» Data provided:

»»

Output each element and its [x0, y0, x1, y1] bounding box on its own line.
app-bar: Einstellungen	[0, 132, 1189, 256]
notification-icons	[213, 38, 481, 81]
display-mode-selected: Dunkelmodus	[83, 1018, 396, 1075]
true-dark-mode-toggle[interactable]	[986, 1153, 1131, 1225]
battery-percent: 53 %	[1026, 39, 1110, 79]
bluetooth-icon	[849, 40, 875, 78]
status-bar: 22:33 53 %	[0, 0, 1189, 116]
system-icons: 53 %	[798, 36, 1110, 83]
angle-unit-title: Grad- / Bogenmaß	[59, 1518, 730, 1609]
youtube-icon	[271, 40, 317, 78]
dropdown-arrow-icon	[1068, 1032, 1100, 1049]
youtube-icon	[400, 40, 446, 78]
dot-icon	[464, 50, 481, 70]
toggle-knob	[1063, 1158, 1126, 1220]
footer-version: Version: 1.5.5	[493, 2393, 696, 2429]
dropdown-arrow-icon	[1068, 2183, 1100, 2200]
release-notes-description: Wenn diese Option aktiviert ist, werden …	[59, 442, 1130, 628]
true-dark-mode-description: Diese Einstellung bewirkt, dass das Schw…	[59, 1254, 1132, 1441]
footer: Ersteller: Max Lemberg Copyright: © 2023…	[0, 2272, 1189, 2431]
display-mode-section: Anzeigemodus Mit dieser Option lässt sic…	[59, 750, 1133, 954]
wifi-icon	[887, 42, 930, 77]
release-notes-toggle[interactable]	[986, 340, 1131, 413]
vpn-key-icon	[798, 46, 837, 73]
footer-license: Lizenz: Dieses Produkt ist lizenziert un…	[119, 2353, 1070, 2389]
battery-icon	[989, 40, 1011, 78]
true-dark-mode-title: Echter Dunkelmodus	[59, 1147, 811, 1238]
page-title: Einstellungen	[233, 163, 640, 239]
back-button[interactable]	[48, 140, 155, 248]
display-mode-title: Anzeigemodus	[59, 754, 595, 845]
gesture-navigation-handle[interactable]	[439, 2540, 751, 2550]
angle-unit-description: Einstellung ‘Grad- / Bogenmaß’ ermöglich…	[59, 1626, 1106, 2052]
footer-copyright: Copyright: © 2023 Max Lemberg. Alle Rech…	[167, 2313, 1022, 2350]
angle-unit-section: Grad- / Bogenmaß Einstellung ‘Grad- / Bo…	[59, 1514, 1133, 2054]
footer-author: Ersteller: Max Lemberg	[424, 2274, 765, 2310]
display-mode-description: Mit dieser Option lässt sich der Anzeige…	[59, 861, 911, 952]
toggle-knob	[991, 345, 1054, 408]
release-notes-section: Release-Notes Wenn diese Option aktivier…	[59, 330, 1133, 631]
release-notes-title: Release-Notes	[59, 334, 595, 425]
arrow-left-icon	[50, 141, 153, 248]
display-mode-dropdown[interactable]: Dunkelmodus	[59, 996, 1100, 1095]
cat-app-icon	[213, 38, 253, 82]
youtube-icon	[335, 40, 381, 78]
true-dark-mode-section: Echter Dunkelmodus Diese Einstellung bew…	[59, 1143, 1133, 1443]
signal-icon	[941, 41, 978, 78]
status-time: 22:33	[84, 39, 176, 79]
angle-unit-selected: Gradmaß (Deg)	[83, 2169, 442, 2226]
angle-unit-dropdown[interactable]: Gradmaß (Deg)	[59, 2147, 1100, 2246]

««

» Request: Reproduce every line of the data above verbatim, in the same order and without any changes.

» The reply:
Output each element and its [x0, y0, x1, y1] bounding box on its own line.
app-bar: Einstellungen	[0, 132, 1189, 256]
notification-icons	[213, 38, 481, 81]
display-mode-selected: Dunkelmodus	[83, 1018, 396, 1075]
true-dark-mode-toggle[interactable]	[986, 1153, 1131, 1225]
battery-percent: 53 %	[1026, 39, 1110, 79]
bluetooth-icon	[849, 40, 875, 78]
status-bar: 22:33 53 %	[0, 0, 1189, 116]
system-icons: 53 %	[798, 36, 1110, 83]
angle-unit-title: Grad- / Bogenmaß	[59, 1518, 730, 1609]
youtube-icon	[271, 40, 317, 78]
dropdown-arrow-icon	[1068, 1032, 1100, 1049]
youtube-icon	[400, 40, 446, 78]
dot-icon	[464, 50, 481, 70]
toggle-knob	[1063, 1158, 1126, 1220]
footer-version: Version: 1.5.5	[493, 2393, 696, 2429]
dropdown-arrow-icon	[1068, 2183, 1100, 2200]
release-notes-description: Wenn diese Option aktiviert ist, werden …	[59, 442, 1130, 628]
true-dark-mode-description: Diese Einstellung bewirkt, dass das Schw…	[59, 1254, 1132, 1441]
footer: Ersteller: Max Lemberg Copyright: © 2023…	[0, 2272, 1189, 2431]
display-mode-section: Anzeigemodus Mit dieser Option lässt sic…	[59, 750, 1133, 954]
wifi-icon	[887, 42, 930, 77]
release-notes-toggle[interactable]	[986, 340, 1131, 413]
vpn-key-icon	[798, 46, 837, 73]
footer-license: Lizenz: Dieses Produkt ist lizenziert un…	[119, 2353, 1070, 2389]
battery-icon	[989, 40, 1011, 78]
true-dark-mode-title: Echter Dunkelmodus	[59, 1147, 811, 1238]
page-title: Einstellungen	[233, 163, 640, 239]
back-button[interactable]	[48, 140, 155, 248]
display-mode-title: Anzeigemodus	[59, 754, 595, 845]
gesture-navigation-handle[interactable]	[439, 2540, 751, 2550]
angle-unit-description: Einstellung ‘Grad- / Bogenmaß’ ermöglich…	[59, 1626, 1106, 2052]
footer-copyright: Copyright: © 2023 Max Lemberg. Alle Rech…	[167, 2313, 1022, 2350]
angle-unit-section: Grad- / Bogenmaß Einstellung ‘Grad- / Bo…	[59, 1514, 1133, 2054]
footer-author: Ersteller: Max Lemberg	[424, 2274, 765, 2310]
display-mode-description: Mit dieser Option lässt sich der Anzeige…	[59, 861, 911, 952]
toggle-knob	[991, 345, 1054, 408]
release-notes-section: Release-Notes Wenn diese Option aktivier…	[59, 330, 1133, 631]
release-notes-title: Release-Notes	[59, 334, 595, 425]
arrow-left-icon	[50, 141, 153, 248]
display-mode-dropdown[interactable]: Dunkelmodus	[59, 996, 1100, 1095]
cat-app-icon	[213, 38, 253, 82]
youtube-icon	[335, 40, 381, 78]
true-dark-mode-section: Echter Dunkelmodus Diese Einstellung bew…	[59, 1143, 1133, 1443]
signal-icon	[941, 41, 978, 78]
status-time: 22:33	[84, 39, 176, 79]
angle-unit-selected: Gradmaß (Deg)	[83, 2169, 442, 2226]
angle-unit-dropdown[interactable]: Gradmaß (Deg)	[59, 2147, 1100, 2246]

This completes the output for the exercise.